--- start ---

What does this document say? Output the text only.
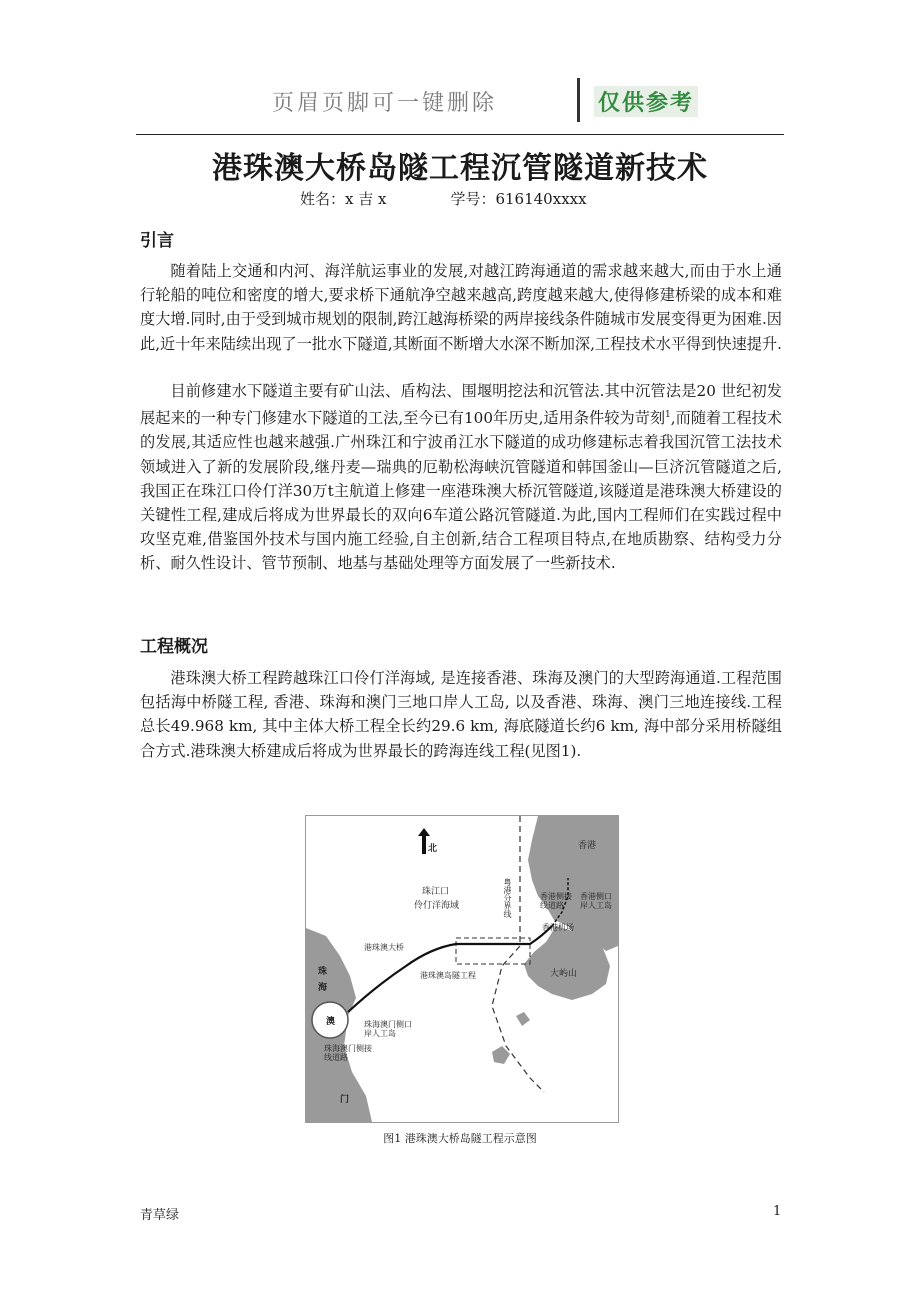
页眉页脚可一键删除	仅供参考
港珠澳大桥岛隧工程沉管隧道新技术
姓名：x 吉 x	学号：616140xxxx
引言

随着陆上交通和内河、海洋航运事业的发展,对越江跨海通道的需求越来越大,而由于水上通行轮船的吨位和密度的增大,要求桥下通航净空越来越高,跨度越来越大,使得修建桥梁的成本和难度大增.同时,由于受到城市规划的限制,跨江越海桥梁的两岸接线条件随城市发展变得更为困难.因此,近十年来陆续出现了一批水下隧道,其断面不断增大水深不断加深,工程技术水平得到快速提升.

目前修建水下隧道主要有矿山法、盾构法、围堰明挖法和沉管法.其中沉管法是20 世纪初发展起来的一种专门修建水下隧道的工法,至今已有100年历史,适用条件较为苛刻$^1$,而随着工程技术的发展,其适应性也越来越强.广州珠江和宁波甬江水下隧道的成功修建标志着我国沉管工法技术领域进入了新的发展阶段,继丹麦—瑞典的厄勒松海峡沉管隧道和韩国釜山—巨济沉管隧道之后,我国正在珠江口伶仃洋30万t主航道上修建一座港珠澳大桥沉管隧道,该隧道是港珠澳大桥建设的关键性工程,建成后将成为世界最长的双向6车道公路沉管隧道.为此,国内工程师们在实践过程中攻坚克难,借鉴国外技术与国内施工经验,自主创新,结合工程项目特点,在地质勘察、结构受力分析、耐久性设计、管节预制、地基与基础处理等方面发展了一些新技术.

工程概况

港珠澳大桥工程跨越珠江口伶仃洋海域, 是连接香港、珠海及澳门的大型跨海通道.工程范围包括海中桥隧工程, 香港、珠海和澳门三地口岸人工岛, 以及香港、珠海、澳门三地连接线.工程总长49.968 km, 其中主体大桥工程全长约29.6 km, 海底隧道长约6 km, 海中部分采用桥隧组合方式.港珠澳大桥建成后将成为世界最长的跨海连线工程(见图1).

北	香港
珠江口
伶仃洋海域	粤港分界线	香港侧接线道路
香港侧口岸人工岛
香港机场
港珠澳大桥
港珠澳岛隧工程	大屿山
珠
海
澳
门
珠海澳门侧口岸人工岛
珠海澳门侧接线道路
图1 港珠澳大桥岛隧工程示意图
青草绿	1
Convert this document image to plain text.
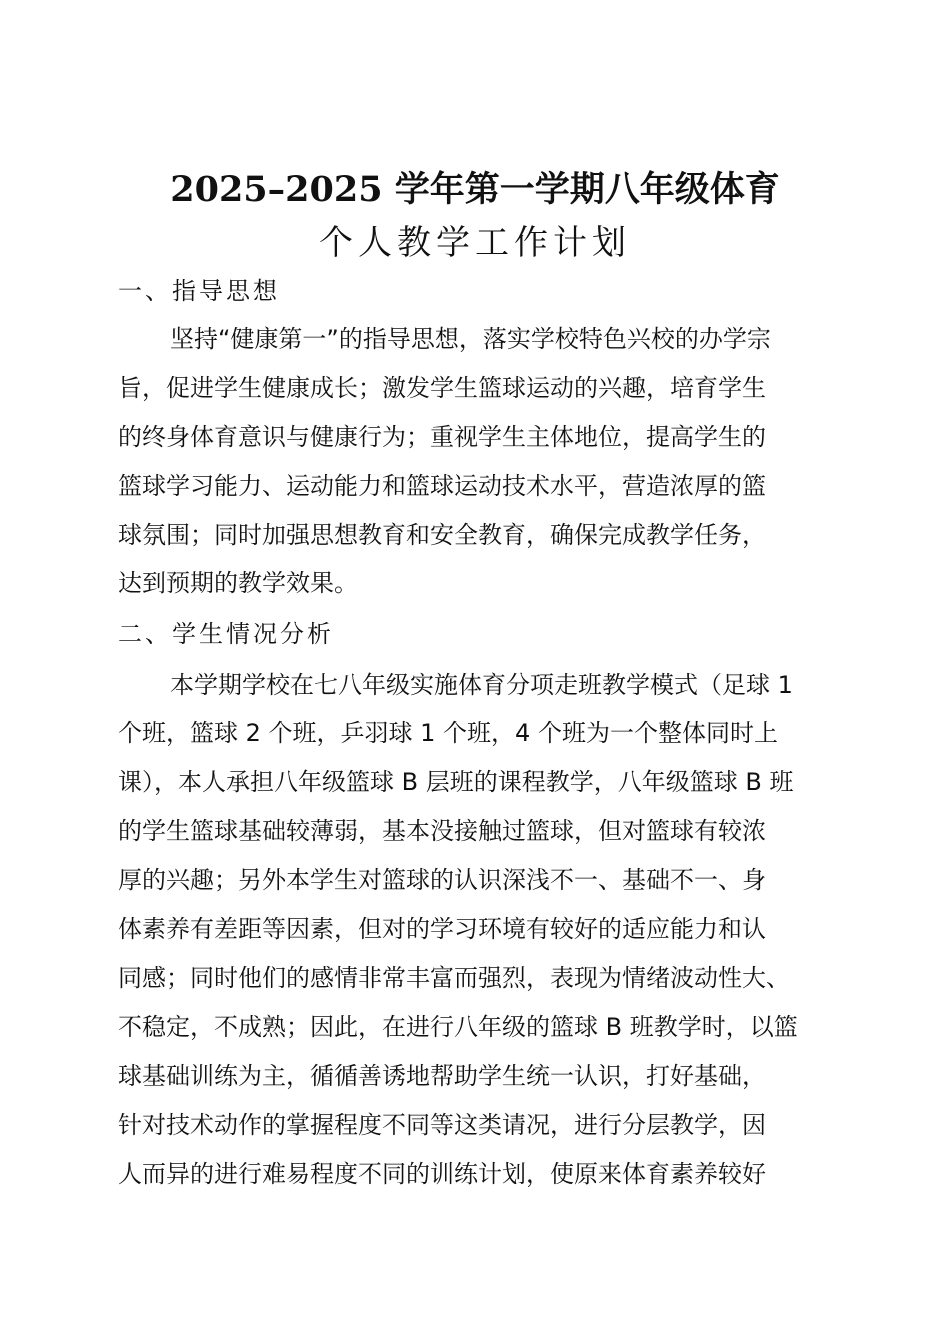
2025–2025 学年第一学期八年级体育
个人教学工作计划
一、指导思想
坚持“健康第一”的指导思想，落实学校特色兴校的办学宗
旨，促进学生健康成长；激发学生篮球运动的兴趣，培育学生
的终身体育意识与健康行为；重视学生主体地位，提高学生的
篮球学习能力、运动能力和篮球运动技术水平，营造浓厚的篮
球氛围；同时加强思想教育和安全教育，确保完成教学任务，
达到预期的教学效果。
二、学生情况分析
本学期学校在七八年级实施体育分项走班教学模式（足球 1
个班，篮球 2 个班，乒羽球 1 个班，4 个班为一个整体同时上
课），本人承担八年级篮球 B 层班的课程教学，八年级篮球 B 班
的学生篮球基础较薄弱，基本没接触过篮球，但对篮球有较浓
厚的兴趣；另外本学生对篮球的认识深浅不一、基础不一、身
体素养有差距等因素，但对的学习环境有较好的适应能力和认
同感；同时他们的感情非常丰富而强烈，表现为情绪波动性大、
不稳定，不成熟；因此，在进行八年级的篮球 B 班教学时，以篮
球基础训练为主，循循善诱地帮助学生统一认识，打好基础，
针对技术动作的掌握程度不同等这类请况，进行分层教学，因
人而异的进行难易程度不同的训练计划，使原来体育素养较好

--- end ---

The request:
Only lines with "document" are wanted here; list each of them.

Task answer:
What does this document say? Output the text only.
Convert this document image to plain text.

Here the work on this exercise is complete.